* _To do_: Quote the entries that follow exactly, leaving none out.

* _Material to process_:
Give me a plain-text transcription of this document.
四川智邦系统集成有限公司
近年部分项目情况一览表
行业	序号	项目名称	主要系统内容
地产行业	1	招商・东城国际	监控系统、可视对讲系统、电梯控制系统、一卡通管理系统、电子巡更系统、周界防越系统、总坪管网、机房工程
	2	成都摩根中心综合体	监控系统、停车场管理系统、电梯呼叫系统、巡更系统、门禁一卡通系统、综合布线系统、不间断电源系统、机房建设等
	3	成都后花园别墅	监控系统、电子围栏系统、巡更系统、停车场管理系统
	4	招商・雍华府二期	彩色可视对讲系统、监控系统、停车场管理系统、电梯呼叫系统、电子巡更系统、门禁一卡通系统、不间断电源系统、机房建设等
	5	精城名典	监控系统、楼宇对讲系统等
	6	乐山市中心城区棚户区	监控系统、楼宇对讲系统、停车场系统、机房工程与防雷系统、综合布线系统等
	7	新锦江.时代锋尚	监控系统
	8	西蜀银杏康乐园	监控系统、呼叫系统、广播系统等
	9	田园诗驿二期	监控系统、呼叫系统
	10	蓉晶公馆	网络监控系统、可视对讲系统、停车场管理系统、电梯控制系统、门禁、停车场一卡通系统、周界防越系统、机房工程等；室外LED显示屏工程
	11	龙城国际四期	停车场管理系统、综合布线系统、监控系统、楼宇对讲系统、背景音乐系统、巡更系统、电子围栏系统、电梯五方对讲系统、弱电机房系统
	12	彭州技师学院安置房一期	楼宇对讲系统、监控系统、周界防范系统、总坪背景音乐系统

* _The completed task_:
Give me a plain-text transcription of this document.
四川智邦系统集成有限公司
近年部分项目情况一览表
行业	序号	项目名称	主要系统内容
地产行业	1	招商・东城国际	监控系统、可视对讲系统、电梯控制系统、一卡通管理系统、电子巡更系统、周界防越系统、总坪管网、机房工程
	2	成都摩根中心综合体	监控系统、停车场管理系统、电梯呼叫系统、巡更系统、门禁一卡通系统、综合布线系统、不间断电源系统、机房建设等
	3	成都后花园别墅	监控系统、电子围栏系统、巡更系统、停车场管理系统
	4	招商・雍华府二期	彩色可视对讲系统、监控系统、停车场管理系统、电梯呼叫系统、电子巡更系统、门禁一卡通系统、不间断电源系统、机房建设等
	5	精城名典	监控系统、楼宇对讲系统等
	6	乐山市中心城区棚户区	监控系统、楼宇对讲系统、停车场系统、机房工程与防雷系统、综合布线系统等
	7	新锦江.时代锋尚	监控系统
	8	西蜀银杏康乐园	监控系统、呼叫系统、广播系统等
	9	田园诗驿二期	监控系统、呼叫系统
	10	蓉晶公馆	网络监控系统、可视对讲系统、停车场管理系统、电梯控制系统、门禁、停车场一卡通系统、周界防越系统、机房工程等；室外LED显示屏工程
	11	龙城国际四期	停车场管理系统、综合布线系统、监控系统、楼宇对讲系统、背景音乐系统、巡更系统、电子围栏系统、电梯五方对讲系统、弱电机房系统
	12	彭州技师学院安置房一期	楼宇对讲系统、监控系统、周界防范系统、总坪背景音乐系统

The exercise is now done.